:: PROVIDED RECORDS ::

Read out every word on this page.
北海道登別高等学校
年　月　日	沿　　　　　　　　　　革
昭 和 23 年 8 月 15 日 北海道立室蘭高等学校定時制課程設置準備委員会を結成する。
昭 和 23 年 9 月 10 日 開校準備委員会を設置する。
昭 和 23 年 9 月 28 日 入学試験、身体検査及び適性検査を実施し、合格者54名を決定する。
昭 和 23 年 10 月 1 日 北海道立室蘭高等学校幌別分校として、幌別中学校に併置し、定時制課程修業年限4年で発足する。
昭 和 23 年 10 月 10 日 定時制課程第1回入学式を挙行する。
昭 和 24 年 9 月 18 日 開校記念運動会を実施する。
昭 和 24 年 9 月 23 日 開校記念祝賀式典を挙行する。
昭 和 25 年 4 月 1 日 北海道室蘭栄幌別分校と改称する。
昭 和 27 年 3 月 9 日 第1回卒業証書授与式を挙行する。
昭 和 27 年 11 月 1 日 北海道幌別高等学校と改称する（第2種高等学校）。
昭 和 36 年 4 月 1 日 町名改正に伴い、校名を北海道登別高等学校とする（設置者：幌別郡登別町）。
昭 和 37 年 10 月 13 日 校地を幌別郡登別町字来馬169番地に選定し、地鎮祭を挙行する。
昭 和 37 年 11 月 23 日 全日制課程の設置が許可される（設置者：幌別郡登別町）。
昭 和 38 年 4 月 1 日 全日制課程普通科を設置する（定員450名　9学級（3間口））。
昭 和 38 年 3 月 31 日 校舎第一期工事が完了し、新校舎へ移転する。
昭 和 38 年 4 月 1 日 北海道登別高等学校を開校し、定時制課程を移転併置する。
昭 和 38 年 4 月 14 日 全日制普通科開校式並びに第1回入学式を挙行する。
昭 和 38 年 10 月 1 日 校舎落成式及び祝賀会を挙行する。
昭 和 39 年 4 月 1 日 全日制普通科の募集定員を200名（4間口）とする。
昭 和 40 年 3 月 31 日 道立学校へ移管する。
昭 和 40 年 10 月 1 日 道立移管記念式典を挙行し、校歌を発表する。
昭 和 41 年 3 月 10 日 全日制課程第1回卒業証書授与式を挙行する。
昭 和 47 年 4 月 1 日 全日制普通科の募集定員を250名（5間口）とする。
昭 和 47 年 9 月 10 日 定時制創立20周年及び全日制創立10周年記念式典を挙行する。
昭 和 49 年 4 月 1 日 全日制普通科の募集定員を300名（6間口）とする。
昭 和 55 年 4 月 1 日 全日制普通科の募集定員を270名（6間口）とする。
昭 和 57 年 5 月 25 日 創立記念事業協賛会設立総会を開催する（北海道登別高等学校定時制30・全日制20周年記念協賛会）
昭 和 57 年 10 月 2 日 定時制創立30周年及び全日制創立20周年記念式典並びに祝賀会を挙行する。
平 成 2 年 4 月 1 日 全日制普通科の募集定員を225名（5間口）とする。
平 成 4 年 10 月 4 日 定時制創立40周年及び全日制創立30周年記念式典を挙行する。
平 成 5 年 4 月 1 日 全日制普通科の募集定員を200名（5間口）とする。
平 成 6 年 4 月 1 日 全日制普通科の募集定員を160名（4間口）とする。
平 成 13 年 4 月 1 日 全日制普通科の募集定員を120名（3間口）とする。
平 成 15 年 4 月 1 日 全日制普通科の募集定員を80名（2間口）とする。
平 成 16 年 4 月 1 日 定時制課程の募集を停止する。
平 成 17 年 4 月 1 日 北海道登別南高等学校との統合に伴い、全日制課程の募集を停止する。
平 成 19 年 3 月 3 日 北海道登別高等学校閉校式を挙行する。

:::

YOUR OBJECTIVE | Each record must be repeated exactly as it is.

RESPONSE |
Read out every word on this page.
北海道登別高等学校
年　月　日	沿　　　　　　　　　　革
昭 和 23 年 8 月 15 日 北海道立室蘭高等学校定時制課程設置準備委員会を結成する。
昭 和 23 年 9 月 10 日 開校準備委員会を設置する。
昭 和 23 年 9 月 28 日 入学試験、身体検査及び適性検査を実施し、合格者54名を決定する。
昭 和 23 年 10 月 1 日 北海道立室蘭高等学校幌別分校として、幌別中学校に併置し、定時制課程修業年限4年で発足する。
昭 和 23 年 10 月 10 日 定時制課程第1回入学式を挙行する。
昭 和 24 年 9 月 18 日 開校記念運動会を実施する。
昭 和 24 年 9 月 23 日 開校記念祝賀式典を挙行する。
昭 和 25 年 4 月 1 日 北海道室蘭栄幌別分校と改称する。
昭 和 27 年 3 月 9 日 第1回卒業証書授与式を挙行する。
昭 和 27 年 11 月 1 日 北海道幌別高等学校と改称する（第2種高等学校）。
昭 和 36 年 4 月 1 日 町名改正に伴い、校名を北海道登別高等学校とする（設置者：幌別郡登別町）。
昭 和 37 年 10 月 13 日 校地を幌別郡登別町字来馬169番地に選定し、地鎮祭を挙行する。
昭 和 37 年 11 月 23 日 全日制課程の設置が許可される（設置者：幌別郡登別町）。
昭 和 38 年 4 月 1 日 全日制課程普通科を設置する（定員450名　9学級（3間口））。
昭 和 38 年 3 月 31 日 校舎第一期工事が完了し、新校舎へ移転する。
昭 和 38 年 4 月 1 日 北海道登別高等学校を開校し、定時制課程を移転併置する。
昭 和 38 年 4 月 14 日 全日制普通科開校式並びに第1回入学式を挙行する。
昭 和 38 年 10 月 1 日 校舎落成式及び祝賀会を挙行する。
昭 和 39 年 4 月 1 日 全日制普通科の募集定員を200名（4間口）とする。
昭 和 40 年 3 月 31 日 道立学校へ移管する。
昭 和 40 年 10 月 1 日 道立移管記念式典を挙行し、校歌を発表する。
昭 和 41 年 3 月 10 日 全日制課程第1回卒業証書授与式を挙行する。
昭 和 47 年 4 月 1 日 全日制普通科の募集定員を250名（5間口）とする。
昭 和 47 年 9 月 10 日 定時制創立20周年及び全日制創立10周年記念式典を挙行する。
昭 和 49 年 4 月 1 日 全日制普通科の募集定員を300名（6間口）とする。
昭 和 55 年 4 月 1 日 全日制普通科の募集定員を270名（6間口）とする。
昭 和 57 年 5 月 25 日 創立記念事業協賛会設立総会を開催する（北海道登別高等学校定時制30・全日制20周年記念協賛会）
昭 和 57 年 10 月 2 日 定時制創立30周年及び全日制創立20周年記念式典並びに祝賀会を挙行する。
平 成 2 年 4 月 1 日 全日制普通科の募集定員を225名（5間口）とする。
平 成 4 年 10 月 4 日 定時制創立40周年及び全日制創立30周年記念式典を挙行する。
平 成 5 年 4 月 1 日 全日制普通科の募集定員を200名（5間口）とする。
平 成 6 年 4 月 1 日 全日制普通科の募集定員を160名（4間口）とする。
平 成 13 年 4 月 1 日 全日制普通科の募集定員を120名（3間口）とする。
平 成 15 年 4 月 1 日 全日制普通科の募集定員を80名（2間口）とする。
平 成 16 年 4 月 1 日 定時制課程の募集を停止する。
平 成 17 年 4 月 1 日 北海道登別南高等学校との統合に伴い、全日制課程の募集を停止する。
平 成 19 年 3 月 3 日 北海道登別高等学校閉校式を挙行する。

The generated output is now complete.